Cada vez es mayor la cifra de hombres, y en muchos casos padres, que se encargan de hacer los «mandados» en el hogar. Entiéndase por «mandados» la difícil y riesgosa tarea de conseguir comida para sostener a su querida y amantísima esposa, a su madre o a la suegra (no es recomendable tener a las dos en la misma casa) y por supuesto a la prole (incluye la de ambos y a la que proceda de anteriores matrimonios). Cuando hablo de comida pretendo abarcar todo lo que posibilite la digestión humana, o sea, carnes, vegetales, viandas, frutas, legumbres, conservas… en fin, todo aquello que desde antaño se consideraba alimento y que, con el paso del tiempo y otros avatares, ha ido cayendo en desuso, o más bien en abuso.
Digo abuso, y digo bien, pues no cabe otra acepción para lo que con frecuencia ocurre con los precios, los productos y el intercambio mercantil entre consumidor y proveedor. ¡¿Hasta cuándo?!, dicen algunos. ¡Es inaudito!, comentan otros, y «pegadito a la tarima», canta Yumurí y sus hermanos, y al parecer son los más acertados pues siguen ahí los precios, los robos y los desfachatados vendedores (que no son todos, aunque sí muchos), pegados a la tarima como chicle olvidado, a pesar de miles de quejas y denuncias.
Papá, querido papá, sale todos los días hacia esa lucha, hacia ese desigual combate que significa ir al agro, a la carretilla, al mercado —ya sea estatal o privado—, pues el virus del irrespeto y el engaño no conoce de contrato ni propietario fiscal. Papá sale casi desnudo (en short, pulóver y chancletas), sin ponerse chaleco antibalas, sin una escafandra de amianto, sin siquiera una pesita de mano porque considera que eso se ve feo: un hombre en esa bobería. Es un sentimiento que han sembrado los propios proveedores (dígase vendedores, en latín del vulgo) que te miran con cara de pocos amigos (en el mejor de los casos) a sabiendas que portar tu propia pesa comprobadora es un derecho de cada consumidor en defensa de su economía.

(Entradas del conjunto de datos)
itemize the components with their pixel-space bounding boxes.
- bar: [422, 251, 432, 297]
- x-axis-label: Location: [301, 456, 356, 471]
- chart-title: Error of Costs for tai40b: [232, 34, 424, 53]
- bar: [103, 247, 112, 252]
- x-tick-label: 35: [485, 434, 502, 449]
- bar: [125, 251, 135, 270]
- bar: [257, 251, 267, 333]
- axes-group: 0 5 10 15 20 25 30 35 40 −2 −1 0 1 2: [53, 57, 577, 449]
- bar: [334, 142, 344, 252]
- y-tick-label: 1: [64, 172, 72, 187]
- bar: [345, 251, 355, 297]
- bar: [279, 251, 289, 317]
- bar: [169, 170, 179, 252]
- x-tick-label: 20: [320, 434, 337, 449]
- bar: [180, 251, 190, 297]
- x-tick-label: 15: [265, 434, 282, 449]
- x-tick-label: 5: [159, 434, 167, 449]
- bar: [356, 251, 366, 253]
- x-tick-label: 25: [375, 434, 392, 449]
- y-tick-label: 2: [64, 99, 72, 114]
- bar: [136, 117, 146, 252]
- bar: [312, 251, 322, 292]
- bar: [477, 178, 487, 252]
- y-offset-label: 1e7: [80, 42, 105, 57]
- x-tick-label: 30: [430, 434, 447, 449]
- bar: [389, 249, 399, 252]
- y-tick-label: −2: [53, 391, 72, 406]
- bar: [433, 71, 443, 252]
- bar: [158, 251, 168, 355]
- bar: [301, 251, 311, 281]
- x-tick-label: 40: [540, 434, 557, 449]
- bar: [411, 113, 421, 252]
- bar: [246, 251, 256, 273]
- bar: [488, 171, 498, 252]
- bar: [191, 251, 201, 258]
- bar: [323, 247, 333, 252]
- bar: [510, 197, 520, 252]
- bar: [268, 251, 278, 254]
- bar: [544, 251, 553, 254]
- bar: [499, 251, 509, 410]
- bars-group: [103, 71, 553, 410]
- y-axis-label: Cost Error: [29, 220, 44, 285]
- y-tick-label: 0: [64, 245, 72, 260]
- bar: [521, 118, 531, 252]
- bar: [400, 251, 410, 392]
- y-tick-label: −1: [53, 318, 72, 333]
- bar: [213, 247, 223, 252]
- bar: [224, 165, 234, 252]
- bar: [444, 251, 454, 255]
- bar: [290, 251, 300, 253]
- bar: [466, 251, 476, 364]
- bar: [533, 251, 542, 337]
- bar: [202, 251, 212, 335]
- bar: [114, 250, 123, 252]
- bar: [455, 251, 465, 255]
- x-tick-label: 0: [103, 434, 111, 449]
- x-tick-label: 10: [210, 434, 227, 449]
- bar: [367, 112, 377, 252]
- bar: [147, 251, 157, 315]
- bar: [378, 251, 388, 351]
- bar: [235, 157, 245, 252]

◆ **Tareas del ejercicio**:
(A) Enumera los alimentos que el texto sobre los mandados nombra justo después de «o sea».
(B) Sigue escribiendo el texto sobre los mandados a partir de su última oración.

◆ **Respuestas**:
(A) carnes, vegetales, viandas, frutas, legumbres, conservas

(B)
Papá, a causa del patriarcado y el machismo galopante hasta hace unos años (y que aún perdura en menor cuantía) no tiene, como mamá, la experiencia en estas lides, acompañada de unas lindas piernas, o un par de ojos soñadores, un par de labios jugosos, o un par de prominentes…
¡Papá no tiene nada! Nada que pueda servir como mediador conciliable entre su desprotegida presencia e inocencia mercantil y la muy avezada destreza en la pesa, además de la siempre presente intención de «tumbarlo», yacente en su contrario.
Papá no es capaz de discutir por dos pesos. Aunque sea un notable ingeniero o un prominente matemático que sobradamente sabe que, a dos pesos por cada cliente, a más de 400 clientes diarios, suman a la sazón unos 800 pesos ganados «de jamón», (y otros productos), sin contar lo que ya te «fachó» por la báscula.
Papá no discute, mucho menos si va acompañado de su pequeño vástago, pues sabe que las discusiones y la violencia entre hombres, te pueden llevar a lugares inesperados. Mamá no se mide y le molesta mucho, con toda su razón, que le «enmarañen» 50 centavos, por muy poco dinero que parezca. Es su dinero, es su sudor, es… ¡es un descaro! y así se lo espeta en la cara al más pinto de los vendedores, y si va acompañada de su pequeño, con más fuerza arremete. Con la fuerza que le dan la razón y el derecho de ser mujer y ser madre.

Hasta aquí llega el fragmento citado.